GIVEN REQUEST: Find the lines in these entries that include the word "больше" and state how many there are, with no other words.

— start of WORKING DATA —

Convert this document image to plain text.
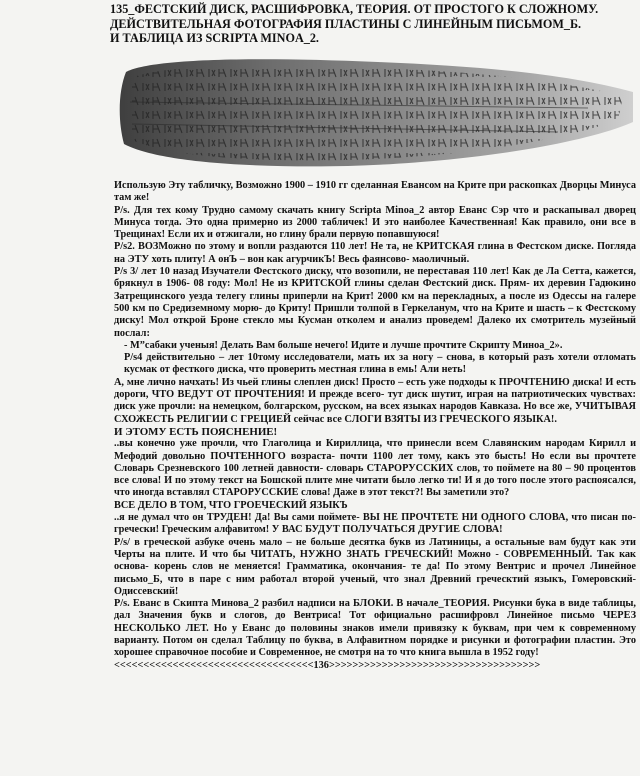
135_ФЕСТСКИЙ ДИСК, РАСШИФРОВКА, ТЕОРИЯ. ОТ ПРОСТОГО К СЛОЖНОМУ.
ДЕЙСТВИТЕЛЬНАЯ ФОТОГРАФИЯ ПЛАСТИНЫ С ЛИНЕЙНЫМ ПИСЬМОМ_Б.
И ТАБЛИЦА ИЗ SCRIPTA MINOA_2.

Использую Эту табличку, Возможно 1900 – 1910 гг сделанная Евансом на Крите при раскопках Дворцы Минуса там же!

P/s. Для тех кому Трудно самому скачать книгу Scripta Minoa_2 автор Еванс Сэр что и раскапывал дворец Минуса тогда. Это одна примерно из 2000 табличек! И это наиболее Качественная! Как правило, они все в Трещинах! Если их и отжигали, но глину брали первую попавшуюся!

P/s2. ВОЗМожно по этому и вопли раздаются 110 лет! Не та, не КРИТСКАЯ глина в Фестском диске. Погляда на ЭТУ хоть плиту! А онЪ – вон как агурчикЪ! Весь фаянсово- маоличный.

P/s 3/ лет 10 назад Изучатели Фестского диску, что возопили, не переставая 110 лет! Как де Ла Сетта, кажется, брякнул в 1906- 08 году: Мол! Не из КРИТСКОЙ глины сделан Фестский диск. Прям- их деревин Гадюкино Затрещинского уезда телегу глины приперли на Крит! 2000 км на перекладных, а после из Одессы на галере 500 км по Средиземному морю- до Криту! Пришли толпой в Геркеланум, что на Крите и шасть – к Фестскому диску! Мол открой Броне стекло мы Кусман отколем и анализ проведем! Далеко их смотритель музейный послал:

- М”сабаки ученыя! Делать Вам больше нечего! Идите и лучше прочтите Скрипту Миноа_2».

P/s4 действительно – лет 10тому исследователи, мать их за ногу – снова, в который разъ хотели отломать кусмак от фесткого диска, что проверить местная глина в емь! Али неть!

А, мне лично начхать! Из чьей глины слеплен диск! Просто – есть уже подходы к ПРОЧТЕНИЮ диска! И есть дороги, ЧТО ВЕДУТ ОТ ПРОЧТЕНИЯ! И прежде всего- тут диск шутит, играя на патриотических чувствах: диск уже прочли: на немецком, болгарском, русском, на всех языках народов Кавказа. Но все же, УЧИТЫВАЯ СХОЖЕСТЬ РЕЛИГИИ С ГРЕЦИЕЙ сейчас все СЛОГИ ВЗЯТЫ ИЗ ГРЕЧЕСКОГО ЯЗЫКА!.

И ЭТОМУ ЕСТЬ ПОЯСНЕНИЕ!

..вы конечно уже прочли, что Глаголица и Кириллица, что принесли всем Славянским народам Кирилл и Мефодий довольно ПОЧТЕННОГО возраста- почти 1100 лет тому, какъ это бысть! Но если вы прочтете Словарь Срезневского 100 летней давности- словарь СТАРОРУССКИХ слов, то поймете на 80 – 90 процентов все слова! И по этому текст на Бошской плите мне читати было легко ти! И я до того после этого распоясался, что иногда вставлял СТАРОРУССКИЕ слова! Даже в этот текст?! Вы заметили это?

ВСЕ ДЕЛО В ТОМ, ЧТО ГРОЕЧЕСКИЙ ЯЗЫКЪ

..я не думал что он ТРУДЕН! Да! Вы сами поймете- ВЫ НЕ ПРОЧТЕТЕ НИ ОДНОГО СЛОВА, что писан по- гречески! Греческим алфавитом! У ВАС БУДУТ ПОЛУЧАТЬСЯ ДРУГИЕ СЛОВА!

P/s/ в греческой азбуке очень мало – не больше десятка букв из Латиницы, а остальные вам будут как эти Черты на плите. И что бы ЧИТАТЬ, НУЖНО ЗНАТЬ ГРЕЧЕСКИЙ! Можно - СОВРЕМЕННЫЙ. Так как основа- корень слов не меняется! Грамматика, окончания- те да! По этому Вентрис и прочел Линейное письмо_Б, что в паре с ним работал второй ученый, что знал Древний греческтий языкъ, Гомеровский- Одиссевский!

P/s. Еванс в Скипта Минова_2 разбил надписи на БЛОКИ. В начале_ТЕОРИЯ. Рисунки бука в виде таблицы, дал Значения букв и слогов, до Вентриса! Тот официально расшифровл Линейное письмо ЧЕРЕЗ НЕСКОЛЬКО ЛЕТ. Но у Еванс до половины знаков имели привязку к буквам, при чем к современному варианту. Потом он сделал Таблицу по буква, в Алфавитном порядке и рисунки и фотографии пластин. Это хорошее справочное пособие и Современное, не смотря на то что книга вышла в 1952 году!

<<<<<<<<<<<<<<<<<<<<<<<<<<<<<<<<<<136>>>>>>>>>>>>>>>>>>>>>>>>>>>>>>>>>>>>
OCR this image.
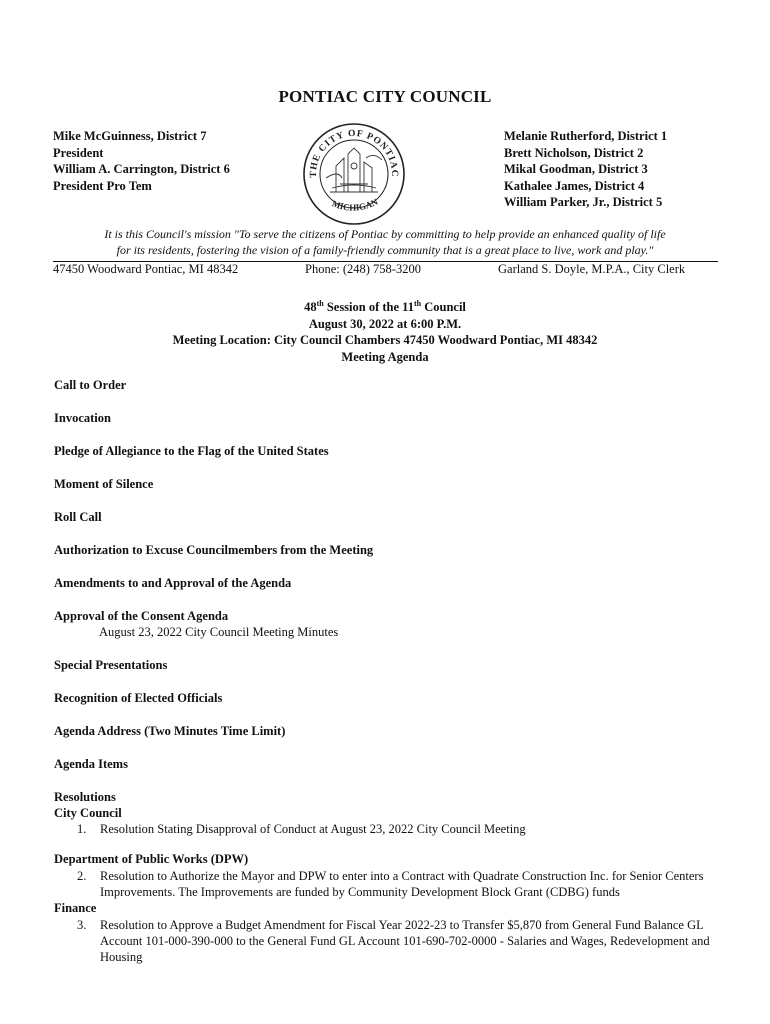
PONTIAC CITY COUNCIL
Mike McGuinness, District 7
President
William A. Carrington, District 6
President Pro Tem
THE CITY OF PONTIAC
MICHIGAN
Melanie Rutherford, District 1
Brett Nicholson, District 2
Mikal Goodman, District 3
Kathalee James, District 4
William Parker, Jr., District 5
It is this Council's mission "To serve the citizens of Pontiac by committing to help provide an enhanced quality of life
for its residents, fostering the vision of a family-friendly community that is a great place to live, work and play."
47450 Woodward Pontiac, MI 48342	Phone: (248) 758-3200	Garland S. Doyle, M.P.A., City Clerk
48th Session of the 11th Council
August 30, 2022 at 6:00 P.M.
Meeting Location: City Council Chambers 47450 Woodward Pontiac, MI 48342
Meeting Agenda
Call to Order
Invocation
Pledge of Allegiance to the Flag of the United States
Moment of Silence
Roll Call
Authorization to Excuse Councilmembers from the Meeting
Amendments to and Approval of the Agenda
Approval of the Consent Agenda
August 23, 2022 City Council Meeting Minutes
Special Presentations
Recognition of Elected Officials
Agenda Address (Two Minutes Time Limit)
Agenda Items
Resolutions
City Council
1. Resolution Stating Disapproval of Conduct at August 23, 2022 City Council Meeting
Department of Public Works (DPW)
2. Resolution to Authorize the Mayor and DPW to enter into a Contract with Quadrate Construction Inc. for Senior Centers Improvements. The Improvements are funded by Community Development Block Grant (CDBG) funds
Finance
3. Resolution to Approve a Budget Amendment for Fiscal Year 2022-23 to Transfer $5,870 from General Fund Balance GL Account 101-000-390-000 to the General Fund GL Account 101-690-702-0000 - Salaries and Wages, Redevelopment and Housing
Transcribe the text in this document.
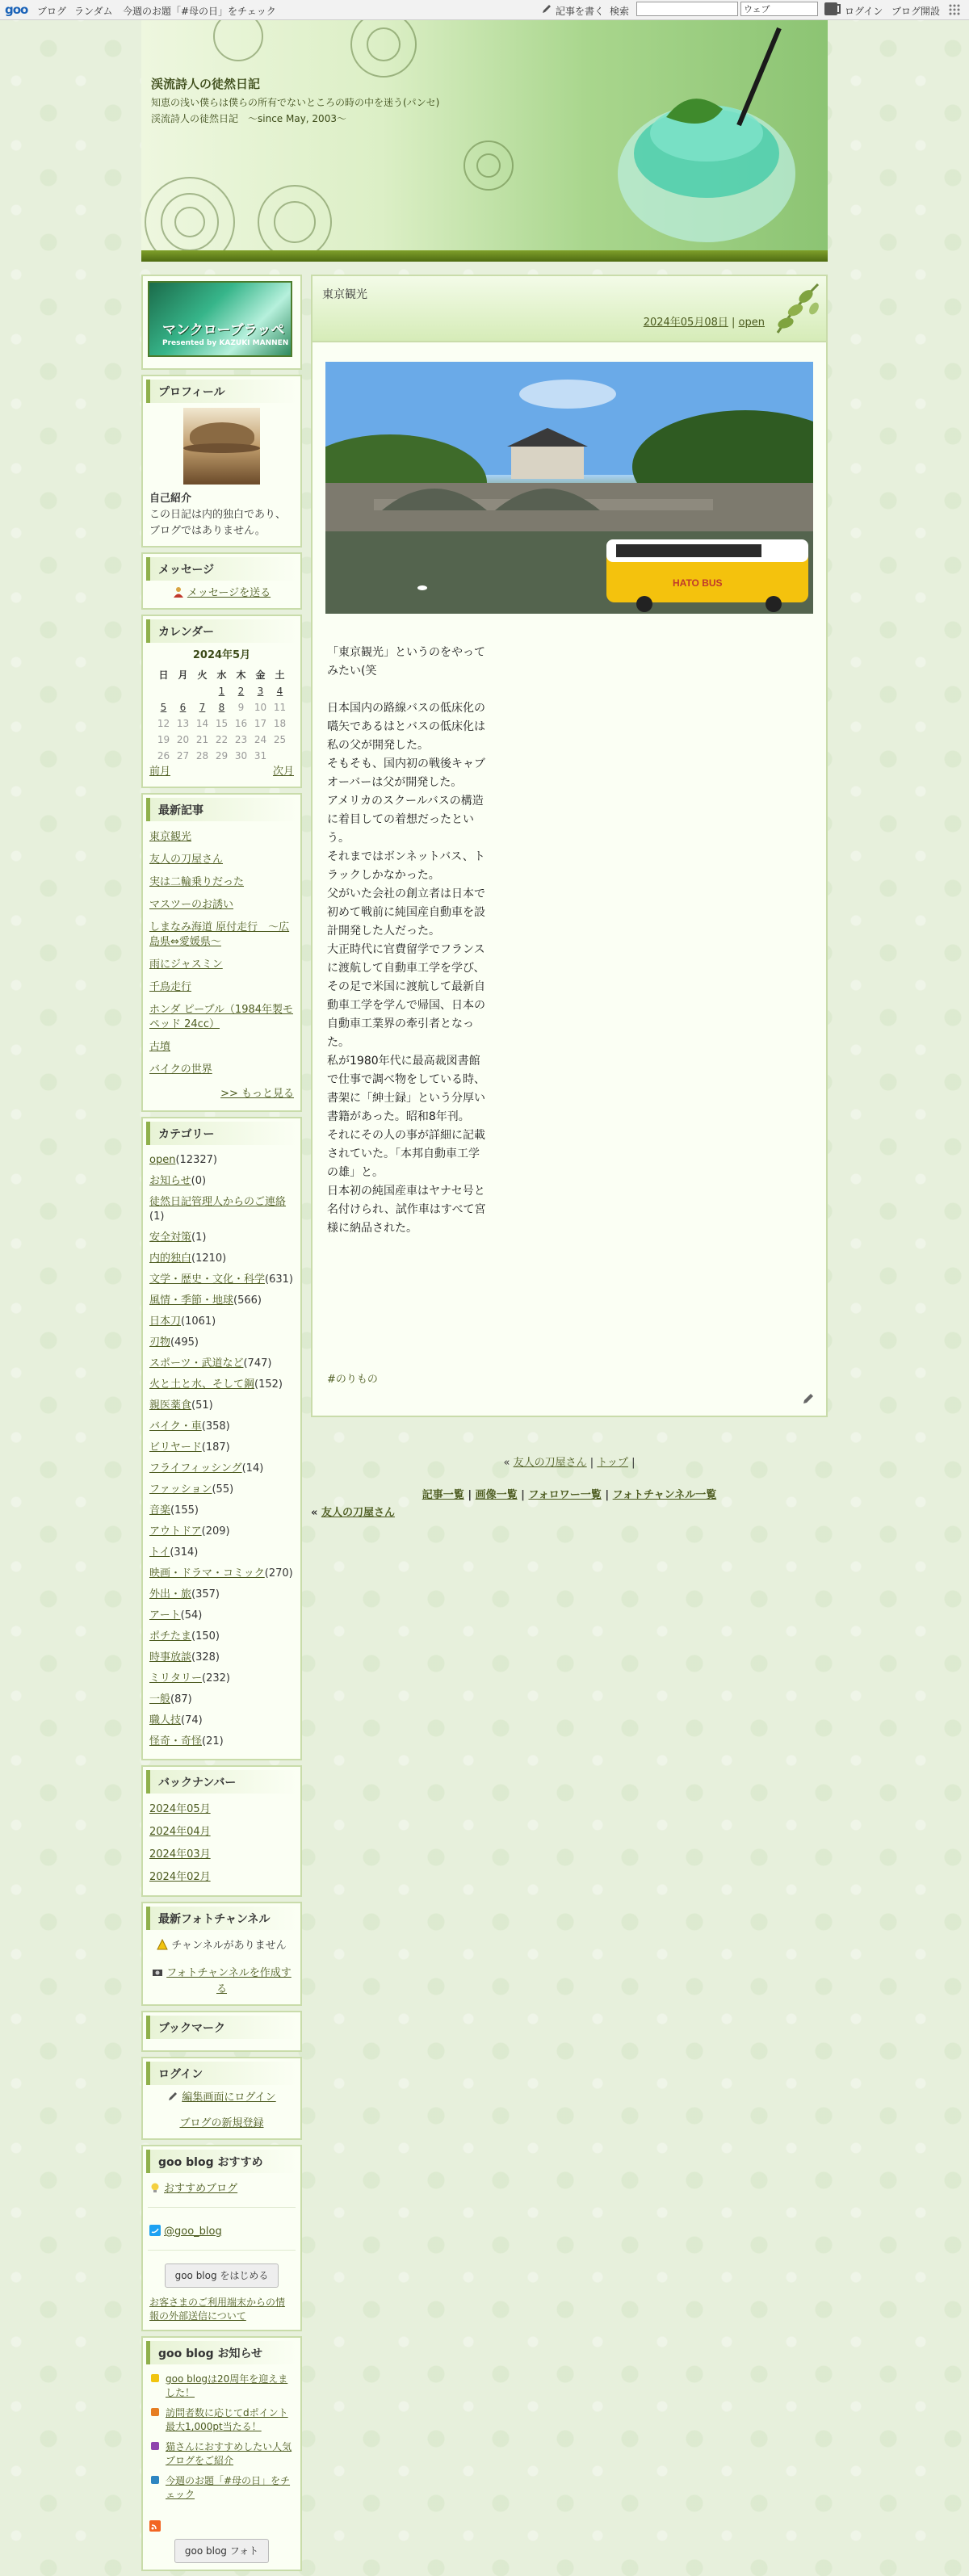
goo ブログ ランダム 今週のお題「#母の日」をチェック	記事を書く 検索	ウェブ	ログイン ブログ開設
渓流詩人の徒然日記
知恵の浅い僕らは僕らの所有でないところの時の中を迷う(パンセ)　渓流詩人の徒然日記　～since May, 2003～
マンクローブラッペ
Presented by KAZUKI MANNEN
プロフィール
自己紹介
この日記は内的独白であり、ブログではありません。
メッセージ
メッセージを送る
カレンダー
2024年5月
日	月	火	水	木	金	土
			1	2	3	4
5	6	7	8	9	10	11
12	13	14	15	16	17	18
19	20	21	22	23	24	25
26	27	28	29	30	31	
前月	次月
最新記事
東京観光
友人の刀屋さん
実は二輪乗りだった
マスツーのお誘い
しまなみ海道 原付走行　～広島県⇔愛媛県～
雨にジャスミン
千鳥走行
ホンダ ピープル（1984年製モペッド 24cc）
古墳
バイクの世界
>> もっと見る
カテゴリー
open(12327)
お知らせ(0)
徒然日記管理人からのご連絡(1)
安全対策(1)
内的独白(1210)
文学・歴史・文化・科学(631)
風情・季節・地球(566)
日本刀(1061)
刃物(495)
スポーツ・武道など(747)
火と土と水、そして鋼(152)
親医薬食(51)
バイク・車(358)
ビリヤード(187)
フライフィッシング(14)
ファッション(55)
音楽(155)
アウトドア(209)
トイ(314)
映画・ドラマ・コミック(270)
外出・旅(357)
アート(54)
ポチたま(150)
時事放談(328)
ミリタリー(232)
一般(87)
職人技(74)
怪奇・奇怪(21)
バックナンバー
2024年05月
2024年04月
2024年03月
2024年02月
最新フォトチャンネル
チャンネルがありません
フォトチャンネルを作成する
ブックマーク
ログイン
編集画面にログイン
ブログの新規登録
goo blog おすすめ
おすすめブログ
@goo_blog
goo blog をはじめる
お客さまのご利用端末からの情報の外部送信について
goo blog お知らせ
goo blogは20周年を迎えました！
訪問者数に応じてdポイント最大1,000pt当たる！
猫さんにおすすめしたい人気ブログをご紹介
今週のお題「#母の日」をチェック
goo blog フォト
東京観光
2024年05月08日 | open
HATO BUS
「東京観光」というのをやってみたい(笑

日本国内の路線バスの低床化の嚆矢であるはとバスの低床化は私の父が開発した。
そもそも、国内初の戦後キャブオーバーは父が開発した。
アメリカのスクールバスの構造に着目しての着想だったという。
それまではボンネットバス、トラックしかなかった。
父がいた会社の創立者は日本で初めて戦前に純国産自動車を設計開発した人だった。
大正時代に官費留学でフランスに渡航して自動車工学を学び、その足で米国に渡航して最新自動車工学を学んで帰国、日本の自動車工業界の牽引者となった。
私が1980年代に最高裁図書館で仕事で調べ物をしている時、書架に「紳士録」という分厚い書籍があった。昭和8年刊。
それにその人の事が詳細に記載されていた。「本邦自動車工学の雄」と。
日本初の純国産車はヤナセ号と名付けられ、試作車はすべて宮様に納品された。
#のりもの
« 友人の刀屋さん | トップ |
記事一覧 | 画像一覧 | フォロワー一覧 | フォトチャンネル一覧
« 友人の刀屋さん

— end of WORKING DATA —

EXPECTED ANSWER: 2